:: Exercise instructions ::
Tally the lines below that contain the word "Maintenance", and give only that number.

:: Record set ::
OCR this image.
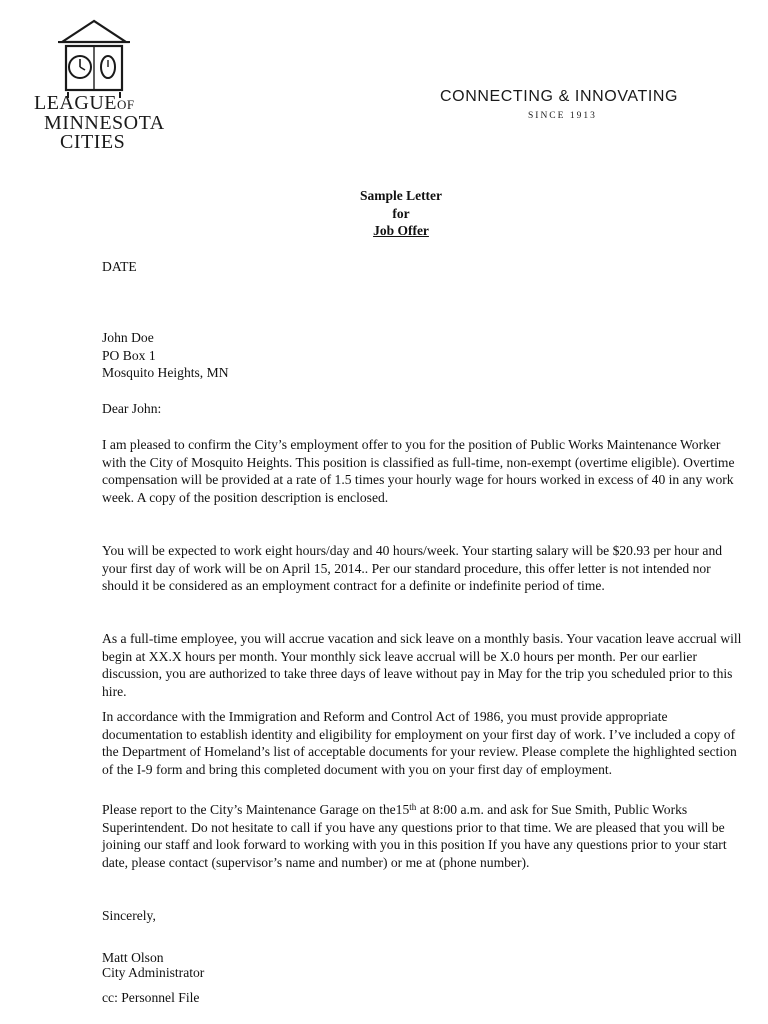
LEAGUEOF
MINNESOTA
CITIES
CONNECTING & INNOVATING
SINCE 1913
Sample Letter
for
Job Offer

DATE

John Doe

PO Box 1

Mosquito Heights, MN

Dear John:

I am pleased to confirm the City’s employment offer to you for the position of Public Works Maintenance Worker with the City of Mosquito Heights. This position is classified as full-time, non-exempt (overtime eligible). Overtime compensation will be provided at a rate of 1.5 times your hourly wage for hours worked in excess of 40 in any work week. A copy of the position description is enclosed.

You will be expected to work eight hours/day and 40 hours/week. Your starting salary will be $20.93 per hour and your first day of work will be on April 15, 2014.. Per our standard procedure, this offer letter is not intended nor should it be considered as an employment contract for a definite or indefinite period of time.

As a full-time employee, you will accrue vacation and sick leave on a monthly basis. Your vacation leave accrual will begin at XX.X hours per month. Your monthly sick leave accrual will be X.0 hours per month. Per our earlier discussion, you are authorized to take three days of leave without pay in May for the trip you scheduled prior to this hire.

In accordance with the Immigration and Reform and Control Act of 1986, you must provide appropriate documentation to establish identity and eligibility for employment on your first day of work. I’ve included a copy of the Department of Homeland’s list of acceptable documents for your review. Please complete the highlighted section of the I-9 form and bring this completed document with you on your first day of employment.

Please report to the City’s Maintenance Garage on the15th at 8:00 a.m. and ask for Sue Smith, Public Works Superintendent. Do not hesitate to call if you have any questions prior to that time. We are pleased that you will be joining our staff and look forward to working with you in this position If you have any questions prior to your start date, please contact (supervisor’s name and number) or me at (phone number).

Sincerely,

Matt Olson

City Administrator

cc: Personnel File
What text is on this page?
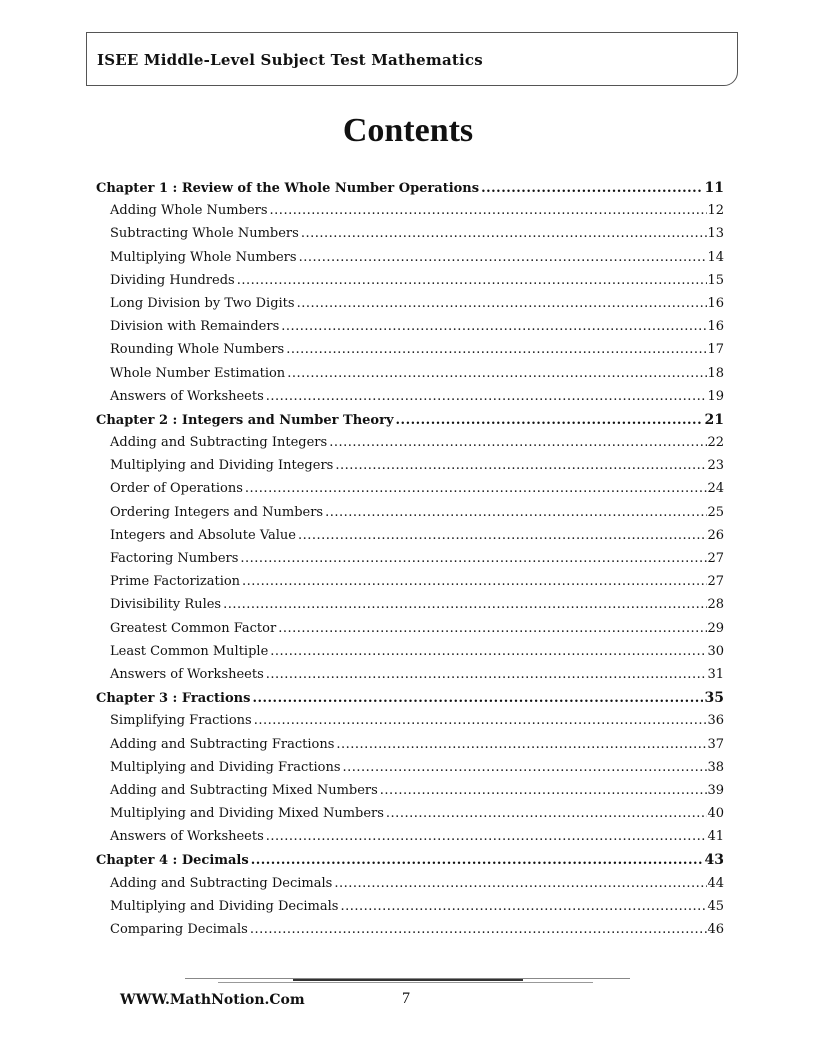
ISEE Middle-Level Subject Test Mathematics
Contents
Chapter 1 : Review of the Whole Number Operations .....	11
Adding Whole Numbers .....	12
Subtracting Whole Numbers .....	13
Multiplying Whole Numbers .....	14
Dividing Hundreds .....	15
Long Division by Two Digits .....	16
Division with Remainders .....	16
Rounding Whole Numbers .....	17
Whole Number Estimation .....	18
Answers of Worksheets .....	19
Chapter 2 : Integers and Number Theory .....	21
Adding and Subtracting Integers .....	22
Multiplying and Dividing Integers .....	23
Order of Operations .....	24
Ordering Integers and Numbers .....	25
Integers and Absolute Value .....	26
Factoring Numbers .....	27
Prime Factorization .....	27
Divisibility Rules .....	28
Greatest Common Factor .....	29
Least Common Multiple .....	30
Answers of Worksheets .....	31
Chapter 3 : Fractions .....	35
Simplifying Fractions .....	36
Adding and Subtracting Fractions .....	37
Multiplying and Dividing Fractions .....	38
Adding and Subtracting Mixed Numbers .....	39
Multiplying and Dividing Mixed Numbers .....	40
Answers of Worksheets .....	41
Chapter 4 : Decimals .....	43
Adding and Subtracting Decimals .....	44
Multiplying and Dividing Decimals .....	45
Comparing Decimals .....	46
WWW.MathNotion.Com	7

:: Answer to this problem ::
2